[start of Selected text]
2

I have a variable with a given distribution (normale in my below example).

set.seed(32)    
var1 = rnorm(100,mean=0,sd=1)

I want to create a variable (var2) that is correlated to var1 with a linear correlation coefficient (roughly or exactly) equals to "Corr". The slope of regression between var1 and var2 should (rougly or exactly) equals 1.

Corr = 0.3

How can I achieve this?

I wanted to do something like this:

decorelation = rnorm(100,mean=0,sd=1-Corr)
var2 = var1 + decorelation

But of course when running:

cor(var1,var2)

The result is not close to Corr!

double-beep
  • 5,031
  • 17
  • 33
  • 41
Remi.b
  • 17,389
  • 28
  • 87
  • 168
  • 1
    Here's a related answer on a different site: http://quant.stackexchange.com/questions/1027/how-are-correlation-and-cointegration-related/1038#1038 – bill_080 Jun 11 '13 at 14:57
  • This is a duplicate of http://stats.stackexchange.com/questions/15011/generate-a-random-variable-with-a-defined-correlation-to-an-existing-variable – eddi Jun 11 '13 at 15:00
  • Related question: http://stackoverflow.com/questions/16122520/how-to-generate-sample-data-with-exact-moments – Vincent Zoonekynd Jun 11 '13 at 15:17

1 Answers1

2

I did something similar a while ago. I am pasting some code that is for 3 correlated variables but it can be easily generalized to something more complex.

Create an F matrix first:

cor_Matrix <-  matrix(c (1.00, 0.90, 0.20 ,
                     0.90, 1.00, 0.40 ,
                     0.20, 0.40, 1.00), 
                  nrow=3,ncol=3,byrow=TRUE)

This can be an arbitrary correlation matrix.

library(psych) 

fit<-principal(cor_Matrix, nfactors=3, rotate="none")

fit$loadings

loadings<-matrix(fit$loadings[1:3, 1:3],nrow=3,ncol=3,byrow=F)
loadings

#create three rannor variable

cases <- t(replicate(3, rnorm(3000)) ) #edited, changed to 3000 cases from 150 cases

multivar <- loadings %*% cases
T_multivar <- t(multivar)

var<-as.data.frame(T_multivar)

cor(var)

Again, this can be generalized. You approach listed above does not create a multivariate data set.
[end of Selected text]
=== Written exercise A ===
Reproduce the listing from its first line through the line containing "0, 1219, 8]", with both of those lines included.
The listing that follows has no connection to the thread on generating correlated variables in R.
[start of Exercise input]
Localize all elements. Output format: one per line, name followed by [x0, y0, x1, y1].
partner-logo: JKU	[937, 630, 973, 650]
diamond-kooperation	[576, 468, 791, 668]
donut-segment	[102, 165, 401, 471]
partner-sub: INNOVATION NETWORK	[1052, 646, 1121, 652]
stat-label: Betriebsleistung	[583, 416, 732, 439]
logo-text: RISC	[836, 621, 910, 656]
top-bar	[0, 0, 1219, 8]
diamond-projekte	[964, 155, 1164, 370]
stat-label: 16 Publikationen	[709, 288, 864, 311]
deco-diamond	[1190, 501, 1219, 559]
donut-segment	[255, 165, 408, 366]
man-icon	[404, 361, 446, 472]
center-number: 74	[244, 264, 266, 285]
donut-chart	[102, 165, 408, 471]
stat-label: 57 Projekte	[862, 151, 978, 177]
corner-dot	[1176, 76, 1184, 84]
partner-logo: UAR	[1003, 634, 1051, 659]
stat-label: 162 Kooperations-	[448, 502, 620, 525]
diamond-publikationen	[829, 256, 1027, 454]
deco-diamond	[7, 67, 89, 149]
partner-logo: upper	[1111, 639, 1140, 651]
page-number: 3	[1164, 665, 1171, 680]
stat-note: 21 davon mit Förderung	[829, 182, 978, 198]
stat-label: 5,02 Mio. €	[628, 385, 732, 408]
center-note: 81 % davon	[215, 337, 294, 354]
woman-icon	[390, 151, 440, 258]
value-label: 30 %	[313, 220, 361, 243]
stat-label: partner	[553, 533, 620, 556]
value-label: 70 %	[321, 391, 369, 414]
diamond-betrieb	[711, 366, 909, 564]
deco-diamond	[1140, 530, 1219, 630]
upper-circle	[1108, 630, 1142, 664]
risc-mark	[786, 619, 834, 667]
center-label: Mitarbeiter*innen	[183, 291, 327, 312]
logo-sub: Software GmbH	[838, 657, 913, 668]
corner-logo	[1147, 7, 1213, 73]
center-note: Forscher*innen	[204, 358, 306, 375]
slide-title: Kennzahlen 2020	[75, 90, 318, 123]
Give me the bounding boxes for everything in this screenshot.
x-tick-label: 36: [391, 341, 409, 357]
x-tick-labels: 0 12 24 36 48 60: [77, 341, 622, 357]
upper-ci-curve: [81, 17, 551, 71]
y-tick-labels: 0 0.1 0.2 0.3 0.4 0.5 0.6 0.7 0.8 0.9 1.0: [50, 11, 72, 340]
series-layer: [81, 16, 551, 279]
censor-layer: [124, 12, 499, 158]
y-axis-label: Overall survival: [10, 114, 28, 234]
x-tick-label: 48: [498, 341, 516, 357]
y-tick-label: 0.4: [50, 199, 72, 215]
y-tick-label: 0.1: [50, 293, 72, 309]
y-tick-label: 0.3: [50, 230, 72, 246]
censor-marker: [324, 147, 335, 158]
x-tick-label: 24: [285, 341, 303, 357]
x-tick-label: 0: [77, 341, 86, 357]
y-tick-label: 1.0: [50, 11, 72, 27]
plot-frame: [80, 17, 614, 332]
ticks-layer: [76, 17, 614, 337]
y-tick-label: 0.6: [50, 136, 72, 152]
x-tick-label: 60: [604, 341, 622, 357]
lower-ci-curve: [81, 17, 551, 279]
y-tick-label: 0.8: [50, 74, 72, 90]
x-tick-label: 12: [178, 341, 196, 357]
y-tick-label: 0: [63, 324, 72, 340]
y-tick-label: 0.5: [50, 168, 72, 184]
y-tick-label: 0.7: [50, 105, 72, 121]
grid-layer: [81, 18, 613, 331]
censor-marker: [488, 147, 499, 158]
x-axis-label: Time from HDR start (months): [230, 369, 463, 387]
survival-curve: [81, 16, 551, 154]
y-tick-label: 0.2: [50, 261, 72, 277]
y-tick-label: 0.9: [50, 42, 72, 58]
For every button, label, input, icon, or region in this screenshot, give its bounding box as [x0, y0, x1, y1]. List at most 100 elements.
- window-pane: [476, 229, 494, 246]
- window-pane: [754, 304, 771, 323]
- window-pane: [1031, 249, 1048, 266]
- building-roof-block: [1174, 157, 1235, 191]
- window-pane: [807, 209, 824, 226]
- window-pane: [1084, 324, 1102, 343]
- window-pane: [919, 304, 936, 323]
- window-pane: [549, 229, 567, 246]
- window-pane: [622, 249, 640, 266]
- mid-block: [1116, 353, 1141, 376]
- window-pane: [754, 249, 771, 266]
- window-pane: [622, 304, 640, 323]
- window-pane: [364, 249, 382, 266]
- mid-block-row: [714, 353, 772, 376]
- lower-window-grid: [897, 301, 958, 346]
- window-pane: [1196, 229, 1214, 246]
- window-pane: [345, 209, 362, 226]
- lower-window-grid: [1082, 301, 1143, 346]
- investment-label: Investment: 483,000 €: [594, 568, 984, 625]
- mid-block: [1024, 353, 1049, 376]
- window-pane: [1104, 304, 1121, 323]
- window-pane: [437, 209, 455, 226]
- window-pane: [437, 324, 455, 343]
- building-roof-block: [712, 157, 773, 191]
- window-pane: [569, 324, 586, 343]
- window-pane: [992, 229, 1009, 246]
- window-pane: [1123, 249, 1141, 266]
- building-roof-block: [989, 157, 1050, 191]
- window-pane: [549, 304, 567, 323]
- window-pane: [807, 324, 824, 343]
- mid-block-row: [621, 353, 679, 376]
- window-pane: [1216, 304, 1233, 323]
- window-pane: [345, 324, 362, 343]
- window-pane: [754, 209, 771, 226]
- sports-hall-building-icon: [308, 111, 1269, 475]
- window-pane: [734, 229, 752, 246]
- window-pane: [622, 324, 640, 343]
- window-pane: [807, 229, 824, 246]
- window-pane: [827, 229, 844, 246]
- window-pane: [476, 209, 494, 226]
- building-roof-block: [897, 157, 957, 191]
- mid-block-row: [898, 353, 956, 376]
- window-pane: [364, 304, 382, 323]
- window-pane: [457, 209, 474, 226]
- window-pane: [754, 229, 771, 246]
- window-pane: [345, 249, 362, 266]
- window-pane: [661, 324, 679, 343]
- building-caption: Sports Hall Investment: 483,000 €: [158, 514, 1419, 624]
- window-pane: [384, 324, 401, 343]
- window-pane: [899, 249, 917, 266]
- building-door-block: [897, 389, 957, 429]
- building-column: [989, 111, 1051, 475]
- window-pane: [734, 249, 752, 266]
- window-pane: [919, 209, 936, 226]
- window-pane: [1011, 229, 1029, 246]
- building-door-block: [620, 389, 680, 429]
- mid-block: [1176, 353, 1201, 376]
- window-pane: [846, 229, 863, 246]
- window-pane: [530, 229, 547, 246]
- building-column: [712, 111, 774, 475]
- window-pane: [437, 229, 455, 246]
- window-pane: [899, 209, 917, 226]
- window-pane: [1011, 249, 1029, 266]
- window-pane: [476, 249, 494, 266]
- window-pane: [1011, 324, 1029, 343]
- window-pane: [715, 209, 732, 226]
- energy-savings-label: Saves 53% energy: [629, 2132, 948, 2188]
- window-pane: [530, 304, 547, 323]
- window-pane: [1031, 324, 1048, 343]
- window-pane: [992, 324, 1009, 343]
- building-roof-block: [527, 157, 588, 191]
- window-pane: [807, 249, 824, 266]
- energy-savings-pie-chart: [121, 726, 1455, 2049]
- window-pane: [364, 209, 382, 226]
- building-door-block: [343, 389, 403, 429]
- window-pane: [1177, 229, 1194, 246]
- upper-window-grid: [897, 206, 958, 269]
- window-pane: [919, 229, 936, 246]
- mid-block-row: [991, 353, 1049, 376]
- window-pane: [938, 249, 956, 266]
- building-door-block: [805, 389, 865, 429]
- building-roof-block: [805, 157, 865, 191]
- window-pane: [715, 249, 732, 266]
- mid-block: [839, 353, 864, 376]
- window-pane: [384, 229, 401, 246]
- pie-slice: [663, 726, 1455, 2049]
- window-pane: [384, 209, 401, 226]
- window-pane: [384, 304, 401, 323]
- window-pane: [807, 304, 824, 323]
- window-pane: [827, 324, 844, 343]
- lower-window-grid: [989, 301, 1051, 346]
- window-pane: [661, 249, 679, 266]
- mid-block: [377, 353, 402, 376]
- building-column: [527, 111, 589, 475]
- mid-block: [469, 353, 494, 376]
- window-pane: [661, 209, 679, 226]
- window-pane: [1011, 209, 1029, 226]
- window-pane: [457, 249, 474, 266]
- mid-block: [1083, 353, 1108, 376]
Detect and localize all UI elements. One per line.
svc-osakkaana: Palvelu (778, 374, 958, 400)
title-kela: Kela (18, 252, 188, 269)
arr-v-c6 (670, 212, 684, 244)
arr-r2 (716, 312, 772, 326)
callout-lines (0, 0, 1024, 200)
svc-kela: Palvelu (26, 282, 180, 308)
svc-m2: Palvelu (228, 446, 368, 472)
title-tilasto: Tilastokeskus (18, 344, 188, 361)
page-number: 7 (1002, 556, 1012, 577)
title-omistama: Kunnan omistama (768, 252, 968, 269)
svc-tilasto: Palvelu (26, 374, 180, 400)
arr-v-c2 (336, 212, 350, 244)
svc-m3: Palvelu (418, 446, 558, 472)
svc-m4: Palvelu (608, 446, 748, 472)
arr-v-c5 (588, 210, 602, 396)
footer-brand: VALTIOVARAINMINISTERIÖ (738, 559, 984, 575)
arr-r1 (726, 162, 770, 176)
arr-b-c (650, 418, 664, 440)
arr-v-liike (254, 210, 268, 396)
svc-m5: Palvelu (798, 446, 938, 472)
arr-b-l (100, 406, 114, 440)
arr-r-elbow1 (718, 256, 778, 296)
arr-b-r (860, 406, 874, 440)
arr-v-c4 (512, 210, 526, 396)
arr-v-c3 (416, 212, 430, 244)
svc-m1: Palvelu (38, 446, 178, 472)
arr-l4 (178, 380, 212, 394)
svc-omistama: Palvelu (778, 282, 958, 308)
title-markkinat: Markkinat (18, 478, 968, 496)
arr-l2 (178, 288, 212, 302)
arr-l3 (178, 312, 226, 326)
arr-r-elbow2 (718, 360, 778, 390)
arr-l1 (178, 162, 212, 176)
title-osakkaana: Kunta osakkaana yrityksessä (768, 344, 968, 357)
[end of Exercise input]
=== Written exercise B ===
Translate this sentence from the thread on generating correlated variables in R into Spanish: "This can be an arbitrary correlation matrix."

=== Exercise output A ===
Localize all elements. Output format: one per line, name followed by [x0, y0, x1, y1].
partner-logo: JKU	[937, 630, 973, 650]
diamond-kooperation	[576, 468, 791, 668]
donut-segment	[102, 165, 401, 471]
partner-sub: INNOVATION NETWORK	[1052, 646, 1121, 652]
stat-label: Betriebsleistung	[583, 416, 732, 439]
logo-text: RISC	[836, 621, 910, 656]
top-bar	[0, 0, 1219, 8]

=== Exercise output B ===
Esta puede ser una matriz de correlación arbitraria.